*WORK REQUEST 1*:
In the Monnet biography, whom did Monnet succeed when he took a position in the Bureau of commerce?
*WORK REQUEST 2*:
Please mark each statement (a), (b), (c) as agreeing or not with the Monnet biography, and quote the words that decide it. (a) Monnet was born in Champeix. (b) Monnet became an inspector of mines in 1769. (c) Monnet held that the Vosges sandstones were produced by marine action.

*TEXT UNDER STUDY*:
-- Opening Marker --

= Antoine-Grimoald Monnet =

French mineralogist (1734–1817)

Antoine-Grimoald Monnet (1 November 1734 – 23 May 1817) was a French mineralogist and mining specialist who became a mine inspector and wrote several treatises on mining and geology based on his travels and observations across France and neighbouring regions. Along with Jean-Étienne Guettard he published the earliest geological maps of France.

Geological map of France (1780) by Monnet and Guettard

Monnet was born in Champeix in the district of Issoire in a large middle-class family. He was self-taught and moved to Paris at the age of seventeen, attended lectures in chemistry by Guillaume-François Rouelle at the Jardin du Roi, and became a pharmacist's assistant to the apothecary Joseph Cigongne in Nantes. He gained fame after he began to analyze samples sent to Cigonge, publishing papers on mineral spring waters from Bains, Plombières, and Luxeuil in 1767 where he pointed out that there was hardly any dissolved minerals that could be responsible for any curative properties. An acquaintance with Jean-Étienne Guettard who was related to Guillaume-Chrétien de Lamoignon de Malesherbes who offered a private laboratory at his home in Vaugirard. This then led to his obtaining a position in the Bureau of commerce under Daniel Trudaine, succeeding Gabriel Jars who died in 1769. In 1776 he became an inspector of mines. His work involved travel across Europe examining mines in Alsace, Saxony, Vosges, and other places. He recognized the Vosges sandstones as being sedimentary and produced by riverine rather than marine action. He examined the works of others like Axel Cronstedt whose work he translated into French.

-- Closing Marker --

*SOURCE INFORMATION*:

-- Opening Marker --

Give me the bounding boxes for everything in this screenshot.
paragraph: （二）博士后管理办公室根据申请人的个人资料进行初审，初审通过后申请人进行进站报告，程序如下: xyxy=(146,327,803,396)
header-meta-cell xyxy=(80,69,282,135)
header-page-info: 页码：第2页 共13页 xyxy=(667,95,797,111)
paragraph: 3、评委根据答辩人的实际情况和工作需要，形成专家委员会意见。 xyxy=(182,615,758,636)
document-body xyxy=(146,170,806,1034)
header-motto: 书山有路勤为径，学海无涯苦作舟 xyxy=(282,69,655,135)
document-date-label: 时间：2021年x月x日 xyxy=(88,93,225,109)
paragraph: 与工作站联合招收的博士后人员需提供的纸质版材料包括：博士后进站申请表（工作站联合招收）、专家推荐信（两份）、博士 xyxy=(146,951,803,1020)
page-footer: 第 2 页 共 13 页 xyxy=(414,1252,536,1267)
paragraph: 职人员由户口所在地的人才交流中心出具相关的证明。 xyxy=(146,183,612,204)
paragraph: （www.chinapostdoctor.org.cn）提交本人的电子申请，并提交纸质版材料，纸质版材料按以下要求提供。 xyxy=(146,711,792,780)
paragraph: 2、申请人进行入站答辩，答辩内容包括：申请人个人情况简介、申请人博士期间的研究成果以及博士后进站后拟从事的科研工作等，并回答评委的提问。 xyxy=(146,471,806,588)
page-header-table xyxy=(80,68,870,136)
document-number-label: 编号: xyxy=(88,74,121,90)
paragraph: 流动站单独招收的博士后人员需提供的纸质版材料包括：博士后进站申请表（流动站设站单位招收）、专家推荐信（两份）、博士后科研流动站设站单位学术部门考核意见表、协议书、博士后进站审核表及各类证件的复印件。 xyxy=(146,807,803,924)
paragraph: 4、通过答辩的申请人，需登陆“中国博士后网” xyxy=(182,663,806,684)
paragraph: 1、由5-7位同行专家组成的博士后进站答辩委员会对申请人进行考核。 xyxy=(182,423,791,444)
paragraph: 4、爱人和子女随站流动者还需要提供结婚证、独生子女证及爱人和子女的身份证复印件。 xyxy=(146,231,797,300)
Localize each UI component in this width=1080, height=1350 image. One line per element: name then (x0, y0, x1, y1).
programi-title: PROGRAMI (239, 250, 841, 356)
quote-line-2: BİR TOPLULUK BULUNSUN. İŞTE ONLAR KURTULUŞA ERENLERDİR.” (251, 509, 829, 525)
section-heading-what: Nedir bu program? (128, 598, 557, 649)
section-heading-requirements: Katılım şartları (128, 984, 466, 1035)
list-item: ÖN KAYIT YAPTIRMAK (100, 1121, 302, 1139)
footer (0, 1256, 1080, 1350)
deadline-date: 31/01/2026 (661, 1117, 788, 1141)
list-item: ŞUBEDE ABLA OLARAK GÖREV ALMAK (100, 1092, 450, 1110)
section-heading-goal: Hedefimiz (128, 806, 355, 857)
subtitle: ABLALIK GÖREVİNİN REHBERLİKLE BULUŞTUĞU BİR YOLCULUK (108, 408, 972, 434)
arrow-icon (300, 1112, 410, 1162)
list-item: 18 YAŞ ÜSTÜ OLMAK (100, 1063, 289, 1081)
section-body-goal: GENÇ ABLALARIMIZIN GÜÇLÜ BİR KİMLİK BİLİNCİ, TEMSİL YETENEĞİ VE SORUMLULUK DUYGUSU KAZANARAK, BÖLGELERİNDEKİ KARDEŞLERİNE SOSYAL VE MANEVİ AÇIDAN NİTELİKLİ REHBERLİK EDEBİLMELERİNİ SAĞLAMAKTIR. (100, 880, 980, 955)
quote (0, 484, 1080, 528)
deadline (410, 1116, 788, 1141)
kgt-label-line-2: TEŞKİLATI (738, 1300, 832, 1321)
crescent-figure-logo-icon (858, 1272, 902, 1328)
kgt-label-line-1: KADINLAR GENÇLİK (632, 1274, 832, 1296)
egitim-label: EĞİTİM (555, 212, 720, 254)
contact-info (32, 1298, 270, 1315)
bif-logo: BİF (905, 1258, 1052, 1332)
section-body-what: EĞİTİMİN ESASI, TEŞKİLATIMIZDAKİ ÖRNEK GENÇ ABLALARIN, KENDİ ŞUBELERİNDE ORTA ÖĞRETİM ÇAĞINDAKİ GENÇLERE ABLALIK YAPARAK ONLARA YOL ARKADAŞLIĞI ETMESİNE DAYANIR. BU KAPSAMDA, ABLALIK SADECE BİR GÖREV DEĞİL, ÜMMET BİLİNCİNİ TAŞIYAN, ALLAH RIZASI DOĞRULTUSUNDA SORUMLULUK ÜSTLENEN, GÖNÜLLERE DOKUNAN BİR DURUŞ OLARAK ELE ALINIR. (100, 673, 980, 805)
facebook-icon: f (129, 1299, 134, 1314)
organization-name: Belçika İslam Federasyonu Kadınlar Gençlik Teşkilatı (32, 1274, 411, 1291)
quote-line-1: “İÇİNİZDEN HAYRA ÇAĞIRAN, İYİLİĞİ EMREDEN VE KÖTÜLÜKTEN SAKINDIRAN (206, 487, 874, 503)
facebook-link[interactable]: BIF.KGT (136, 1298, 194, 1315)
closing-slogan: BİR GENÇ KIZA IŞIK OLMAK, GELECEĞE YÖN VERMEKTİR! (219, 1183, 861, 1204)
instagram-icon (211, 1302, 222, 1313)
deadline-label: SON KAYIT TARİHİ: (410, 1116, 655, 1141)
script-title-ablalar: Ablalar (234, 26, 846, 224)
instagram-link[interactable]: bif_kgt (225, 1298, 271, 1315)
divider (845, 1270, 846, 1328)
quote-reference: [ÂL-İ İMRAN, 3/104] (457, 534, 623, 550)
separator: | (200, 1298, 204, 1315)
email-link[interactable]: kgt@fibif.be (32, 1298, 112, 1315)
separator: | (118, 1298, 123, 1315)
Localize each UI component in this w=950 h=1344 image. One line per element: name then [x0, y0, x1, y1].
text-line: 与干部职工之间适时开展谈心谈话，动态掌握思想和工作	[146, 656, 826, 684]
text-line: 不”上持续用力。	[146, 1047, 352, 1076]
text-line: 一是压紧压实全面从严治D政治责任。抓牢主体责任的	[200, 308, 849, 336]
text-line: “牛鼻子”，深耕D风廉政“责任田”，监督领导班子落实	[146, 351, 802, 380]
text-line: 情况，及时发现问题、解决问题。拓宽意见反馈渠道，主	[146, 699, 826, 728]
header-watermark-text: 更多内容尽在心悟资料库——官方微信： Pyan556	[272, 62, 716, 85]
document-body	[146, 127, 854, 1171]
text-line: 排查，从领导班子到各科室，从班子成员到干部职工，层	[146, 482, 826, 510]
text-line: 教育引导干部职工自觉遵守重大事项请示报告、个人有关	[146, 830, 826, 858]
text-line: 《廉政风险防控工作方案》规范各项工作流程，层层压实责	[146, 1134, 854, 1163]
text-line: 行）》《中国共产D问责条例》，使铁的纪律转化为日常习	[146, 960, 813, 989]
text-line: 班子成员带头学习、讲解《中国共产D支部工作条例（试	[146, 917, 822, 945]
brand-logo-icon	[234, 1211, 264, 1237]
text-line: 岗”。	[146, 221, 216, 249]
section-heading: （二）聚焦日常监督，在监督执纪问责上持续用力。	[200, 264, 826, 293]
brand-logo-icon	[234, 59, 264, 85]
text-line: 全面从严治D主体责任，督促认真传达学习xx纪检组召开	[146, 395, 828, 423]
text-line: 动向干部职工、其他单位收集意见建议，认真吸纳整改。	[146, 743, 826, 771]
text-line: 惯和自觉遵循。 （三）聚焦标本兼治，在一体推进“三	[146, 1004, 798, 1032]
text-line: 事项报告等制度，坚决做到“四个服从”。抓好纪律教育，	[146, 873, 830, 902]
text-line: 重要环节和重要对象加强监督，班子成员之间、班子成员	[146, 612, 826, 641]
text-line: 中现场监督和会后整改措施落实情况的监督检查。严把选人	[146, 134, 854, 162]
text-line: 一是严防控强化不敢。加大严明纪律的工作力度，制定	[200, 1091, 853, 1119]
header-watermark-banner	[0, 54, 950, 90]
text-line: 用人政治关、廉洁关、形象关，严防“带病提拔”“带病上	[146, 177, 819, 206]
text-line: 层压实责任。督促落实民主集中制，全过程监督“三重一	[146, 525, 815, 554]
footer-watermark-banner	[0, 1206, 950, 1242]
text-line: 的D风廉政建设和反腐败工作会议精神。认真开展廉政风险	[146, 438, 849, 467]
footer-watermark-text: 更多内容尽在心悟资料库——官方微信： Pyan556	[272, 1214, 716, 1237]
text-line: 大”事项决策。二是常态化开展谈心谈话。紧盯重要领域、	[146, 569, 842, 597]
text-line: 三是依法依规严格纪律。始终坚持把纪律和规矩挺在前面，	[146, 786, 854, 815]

-- Closing Marker --

*YOUR RESPONSE 1*:
Gabriel Jars, who died in 1769.

*YOUR RESPONSE 2*:
(a) Yes: "Monnet was born in Champeix in the district of Issoire"
(b) No: "In 1776 he became an inspector of mines."
(c) No: "He recognized the Vosges sandstones as being sedimentary and produced by riverine rather than marine action."